_THE RECORDS:_
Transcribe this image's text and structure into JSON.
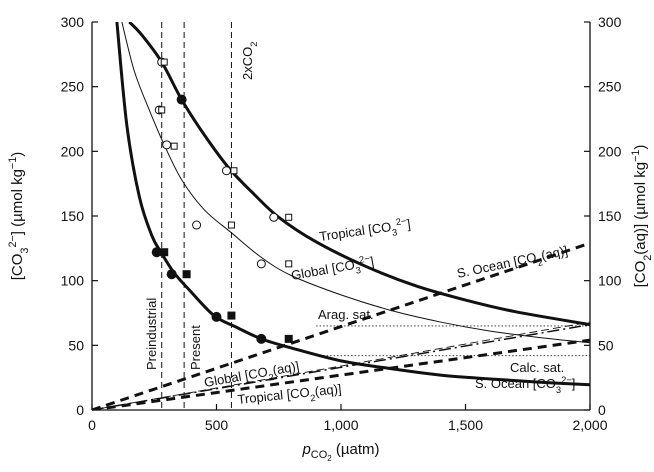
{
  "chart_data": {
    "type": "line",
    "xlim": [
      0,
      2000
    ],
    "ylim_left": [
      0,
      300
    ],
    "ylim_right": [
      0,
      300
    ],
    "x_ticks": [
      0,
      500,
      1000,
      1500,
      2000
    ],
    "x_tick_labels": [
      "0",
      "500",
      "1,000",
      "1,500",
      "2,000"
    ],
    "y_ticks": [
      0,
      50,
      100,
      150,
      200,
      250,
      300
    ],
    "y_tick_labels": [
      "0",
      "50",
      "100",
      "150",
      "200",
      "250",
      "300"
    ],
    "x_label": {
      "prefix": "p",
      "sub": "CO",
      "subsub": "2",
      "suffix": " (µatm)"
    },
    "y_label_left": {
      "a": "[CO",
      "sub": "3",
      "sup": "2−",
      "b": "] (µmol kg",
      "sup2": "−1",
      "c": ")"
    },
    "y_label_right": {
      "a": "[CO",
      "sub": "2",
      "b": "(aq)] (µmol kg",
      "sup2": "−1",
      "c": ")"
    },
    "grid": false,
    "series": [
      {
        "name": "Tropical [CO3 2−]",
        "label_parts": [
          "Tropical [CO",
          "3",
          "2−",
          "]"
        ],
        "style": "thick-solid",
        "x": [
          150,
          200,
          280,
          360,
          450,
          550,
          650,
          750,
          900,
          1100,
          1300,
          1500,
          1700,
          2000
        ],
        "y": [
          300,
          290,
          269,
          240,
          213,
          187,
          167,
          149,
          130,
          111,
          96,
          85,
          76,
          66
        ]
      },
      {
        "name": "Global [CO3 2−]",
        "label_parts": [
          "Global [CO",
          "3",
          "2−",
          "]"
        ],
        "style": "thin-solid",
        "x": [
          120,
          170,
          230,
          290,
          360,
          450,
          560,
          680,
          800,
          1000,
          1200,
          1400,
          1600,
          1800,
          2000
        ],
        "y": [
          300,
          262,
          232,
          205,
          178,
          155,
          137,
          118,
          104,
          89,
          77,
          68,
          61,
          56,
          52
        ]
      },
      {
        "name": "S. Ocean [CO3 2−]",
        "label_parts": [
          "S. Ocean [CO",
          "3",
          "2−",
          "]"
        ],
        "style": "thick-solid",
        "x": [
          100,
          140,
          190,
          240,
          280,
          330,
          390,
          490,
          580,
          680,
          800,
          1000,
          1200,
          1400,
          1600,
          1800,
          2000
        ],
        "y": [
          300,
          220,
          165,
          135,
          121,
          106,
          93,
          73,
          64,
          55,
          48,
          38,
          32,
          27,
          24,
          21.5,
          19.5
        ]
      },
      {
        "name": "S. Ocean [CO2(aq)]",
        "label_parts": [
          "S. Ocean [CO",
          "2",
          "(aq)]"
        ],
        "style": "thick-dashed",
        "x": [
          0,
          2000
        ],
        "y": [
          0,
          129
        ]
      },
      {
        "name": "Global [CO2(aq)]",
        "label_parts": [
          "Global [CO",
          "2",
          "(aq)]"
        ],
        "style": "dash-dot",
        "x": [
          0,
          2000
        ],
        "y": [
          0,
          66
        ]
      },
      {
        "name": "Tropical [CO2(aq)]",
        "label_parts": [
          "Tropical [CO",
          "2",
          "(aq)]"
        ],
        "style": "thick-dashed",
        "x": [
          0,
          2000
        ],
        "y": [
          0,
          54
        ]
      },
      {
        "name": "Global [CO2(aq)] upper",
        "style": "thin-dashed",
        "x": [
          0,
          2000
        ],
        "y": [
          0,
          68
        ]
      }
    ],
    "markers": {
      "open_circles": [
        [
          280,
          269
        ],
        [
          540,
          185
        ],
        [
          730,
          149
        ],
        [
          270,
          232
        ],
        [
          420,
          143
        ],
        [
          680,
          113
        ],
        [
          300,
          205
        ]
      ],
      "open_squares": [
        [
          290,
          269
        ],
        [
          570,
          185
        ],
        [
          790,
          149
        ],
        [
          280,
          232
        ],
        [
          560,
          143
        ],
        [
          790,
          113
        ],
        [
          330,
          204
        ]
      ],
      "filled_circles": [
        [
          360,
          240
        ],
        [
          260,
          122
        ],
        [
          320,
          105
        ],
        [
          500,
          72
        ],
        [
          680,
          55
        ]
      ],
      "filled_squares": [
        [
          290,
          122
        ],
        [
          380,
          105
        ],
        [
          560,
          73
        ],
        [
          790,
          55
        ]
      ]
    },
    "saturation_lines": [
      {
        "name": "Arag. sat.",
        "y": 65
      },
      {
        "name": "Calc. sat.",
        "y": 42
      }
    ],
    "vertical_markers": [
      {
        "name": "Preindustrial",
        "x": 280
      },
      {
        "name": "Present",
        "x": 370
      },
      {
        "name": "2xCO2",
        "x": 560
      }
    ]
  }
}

_OBJECTIVE:_
In the entries above, identify every line with the word "name". Copy those lines.

_FULL OUTPUT:_
        "name": "Tropical [CO3 2−]",
        "name": "Global [CO3 2−]",
        "name": "S. Ocean [CO3 2−]",
        "name": "S. Ocean [CO2(aq)]",
        "name": "Global [CO2(aq)]",
        "name": "Tropical [CO2(aq)]",
        "name": "Global [CO2(aq)] upper",
        "name": "Arag. sat.",
        "name": "Calc. sat.",
        "name": "Preindustrial",
        "name": "Present",
        "name": "2xCO2",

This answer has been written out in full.